---------- THE INPUT ----------

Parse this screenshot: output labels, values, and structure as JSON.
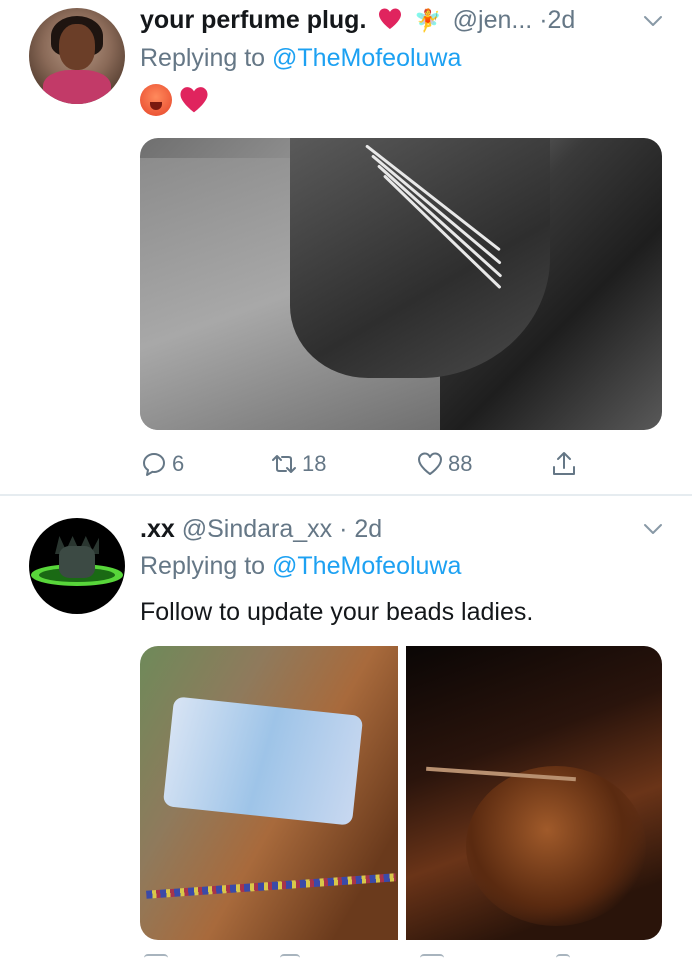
{
  "tweets": [
    {
      "display_name": "your perfume plug.",
      "handle": "@jen...",
      "separator": "·",
      "time": "2d",
      "replying_prefix": "Replying to ",
      "replying_to": "@TheMofeoluwa",
      "icons": {
        "name_emojis": [
          "red-heart-emoji",
          "fairy-emoji"
        ],
        "body_emojis": [
          "hot-face-emoji",
          "red-heart-emoji"
        ]
      },
      "media": [
        "black-and-white photo of waist beads"
      ],
      "counts": {
        "replies": "6",
        "retweets": "18",
        "likes": "88"
      }
    },
    {
      "display_name": ".xx",
      "handle": "@Sindara_xx",
      "separator": "·",
      "time": "2d",
      "replying_prefix": "Replying to ",
      "replying_to": "@TheMofeoluwa",
      "text": "Follow to update your beads ladies."
    }
  ],
  "colors": {
    "link": "#1da1f2",
    "muted": "#657786",
    "text": "#14171a",
    "heart": "#e0245e",
    "divider": "#e6ecf0"
  }
}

----------

## EXERCISE DIRECTIONS
Find each line in the records holding the string "your" and show it.

## FULL RESPONSE
      "display_name": "your perfume plug.",
      "text": "Follow to update your beads ladies."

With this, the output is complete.